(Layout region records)
================================

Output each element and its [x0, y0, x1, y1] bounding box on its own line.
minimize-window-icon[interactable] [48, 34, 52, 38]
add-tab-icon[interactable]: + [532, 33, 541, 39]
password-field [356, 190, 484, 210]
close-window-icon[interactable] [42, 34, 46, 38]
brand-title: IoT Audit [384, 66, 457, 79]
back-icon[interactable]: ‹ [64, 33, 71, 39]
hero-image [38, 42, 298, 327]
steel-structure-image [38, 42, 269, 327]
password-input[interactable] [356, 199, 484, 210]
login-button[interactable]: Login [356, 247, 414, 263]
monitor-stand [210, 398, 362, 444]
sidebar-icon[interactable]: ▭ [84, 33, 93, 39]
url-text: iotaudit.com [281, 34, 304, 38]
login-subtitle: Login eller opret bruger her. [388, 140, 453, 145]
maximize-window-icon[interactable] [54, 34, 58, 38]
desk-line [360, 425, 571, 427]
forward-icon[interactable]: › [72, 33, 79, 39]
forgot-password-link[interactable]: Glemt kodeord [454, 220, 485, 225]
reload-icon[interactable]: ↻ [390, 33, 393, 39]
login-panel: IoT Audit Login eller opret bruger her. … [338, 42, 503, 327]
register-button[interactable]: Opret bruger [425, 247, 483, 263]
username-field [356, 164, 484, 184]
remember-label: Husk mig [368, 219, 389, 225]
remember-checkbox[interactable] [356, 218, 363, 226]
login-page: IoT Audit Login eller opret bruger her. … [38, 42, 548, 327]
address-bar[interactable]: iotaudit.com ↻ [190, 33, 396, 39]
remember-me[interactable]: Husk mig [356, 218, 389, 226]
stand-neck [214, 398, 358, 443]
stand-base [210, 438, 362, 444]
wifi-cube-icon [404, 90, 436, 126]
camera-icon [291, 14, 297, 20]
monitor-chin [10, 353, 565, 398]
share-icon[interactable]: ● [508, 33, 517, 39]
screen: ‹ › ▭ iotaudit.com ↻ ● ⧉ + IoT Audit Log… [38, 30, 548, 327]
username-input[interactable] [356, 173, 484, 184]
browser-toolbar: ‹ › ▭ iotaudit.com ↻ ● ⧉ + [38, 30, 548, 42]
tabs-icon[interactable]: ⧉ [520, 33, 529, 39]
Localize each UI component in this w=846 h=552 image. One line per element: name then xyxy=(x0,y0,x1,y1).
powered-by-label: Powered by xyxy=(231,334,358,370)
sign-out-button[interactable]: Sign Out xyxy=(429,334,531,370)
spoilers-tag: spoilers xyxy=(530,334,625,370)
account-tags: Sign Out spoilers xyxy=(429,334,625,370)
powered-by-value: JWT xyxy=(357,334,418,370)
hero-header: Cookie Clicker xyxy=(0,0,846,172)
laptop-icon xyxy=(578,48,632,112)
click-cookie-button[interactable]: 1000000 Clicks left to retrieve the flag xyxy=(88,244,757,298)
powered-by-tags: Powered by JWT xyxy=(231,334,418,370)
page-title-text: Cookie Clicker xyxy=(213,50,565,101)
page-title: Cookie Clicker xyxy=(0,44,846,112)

================================

**Your instructions**
Reproduce every line of the material above verbatim, with no alterations.

**Solved problem**
Output each element and its [x0, y0, x1, y1] bounding box on its own line.
minimize-window-icon[interactable] [48, 34, 52, 38]
add-tab-icon[interactable]: + [532, 33, 541, 39]
password-field [356, 190, 484, 210]
close-window-icon[interactable] [42, 34, 46, 38]
brand-title: IoT Audit [384, 66, 457, 79]
back-icon[interactable]: ‹ [64, 33, 71, 39]
hero-image [38, 42, 298, 327]
steel-structure-image [38, 42, 269, 327]
password-input[interactable] [356, 199, 484, 210]
login-button[interactable]: Login [356, 247, 414, 263]
monitor-stand [210, 398, 362, 444]
sidebar-icon[interactable]: ▭ [84, 33, 93, 39]
url-text: iotaudit.com [281, 34, 304, 38]
login-subtitle: Login eller opret bruger her. [388, 140, 453, 145]
maximize-window-icon[interactable] [54, 34, 58, 38]
desk-line [360, 425, 571, 427]
forward-icon[interactable]: › [72, 33, 79, 39]
forgot-password-link[interactable]: Glemt kodeord [454, 220, 485, 225]
reload-icon[interactable]: ↻ [390, 33, 393, 39]
login-panel: IoT Audit Login eller opret bruger her. … [338, 42, 503, 327]
register-button[interactable]: Opret bruger [425, 247, 483, 263]
username-field [356, 164, 484, 184]
remember-label: Husk mig [368, 219, 389, 225]
remember-checkbox[interactable] [356, 218, 363, 226]
login-page: IoT Audit Login eller opret bruger her. … [38, 42, 548, 327]
address-bar[interactable]: iotaudit.com ↻ [190, 33, 396, 39]
remember-me[interactable]: Husk mig [356, 218, 389, 226]
stand-neck [214, 398, 358, 443]
stand-base [210, 438, 362, 444]
wifi-cube-icon [404, 90, 436, 126]
camera-icon [291, 14, 297, 20]
monitor-chin [10, 353, 565, 398]
share-icon[interactable]: ● [508, 33, 517, 39]
screen: ‹ › ▭ iotaudit.com ↻ ● ⧉ + IoT Audit Log… [38, 30, 548, 327]
username-input[interactable] [356, 173, 484, 184]
browser-toolbar: ‹ › ▭ iotaudit.com ↻ ● ⧉ + [38, 30, 548, 42]
tabs-icon[interactable]: ⧉ [520, 33, 529, 39]
Localize each UI component in this w=846 h=552 image. One line per element: name then xyxy=(x0,y0,x1,y1).
powered-by-label: Powered by xyxy=(231,334,358,370)
sign-out-button[interactable]: Sign Out xyxy=(429,334,531,370)
spoilers-tag: spoilers xyxy=(530,334,625,370)
account-tags: Sign Out spoilers xyxy=(429,334,625,370)
powered-by-value: JWT xyxy=(357,334,418,370)
hero-header: Cookie Clicker xyxy=(0,0,846,172)
laptop-icon xyxy=(578,48,632,112)
click-cookie-button[interactable]: 1000000 Clicks left to retrieve the flag xyxy=(88,244,757,298)
powered-by-tags: Powered by JWT xyxy=(231,334,418,370)
page-title-text: Cookie Clicker xyxy=(213,50,565,101)
page-title: Cookie Clicker xyxy=(0,44,846,112)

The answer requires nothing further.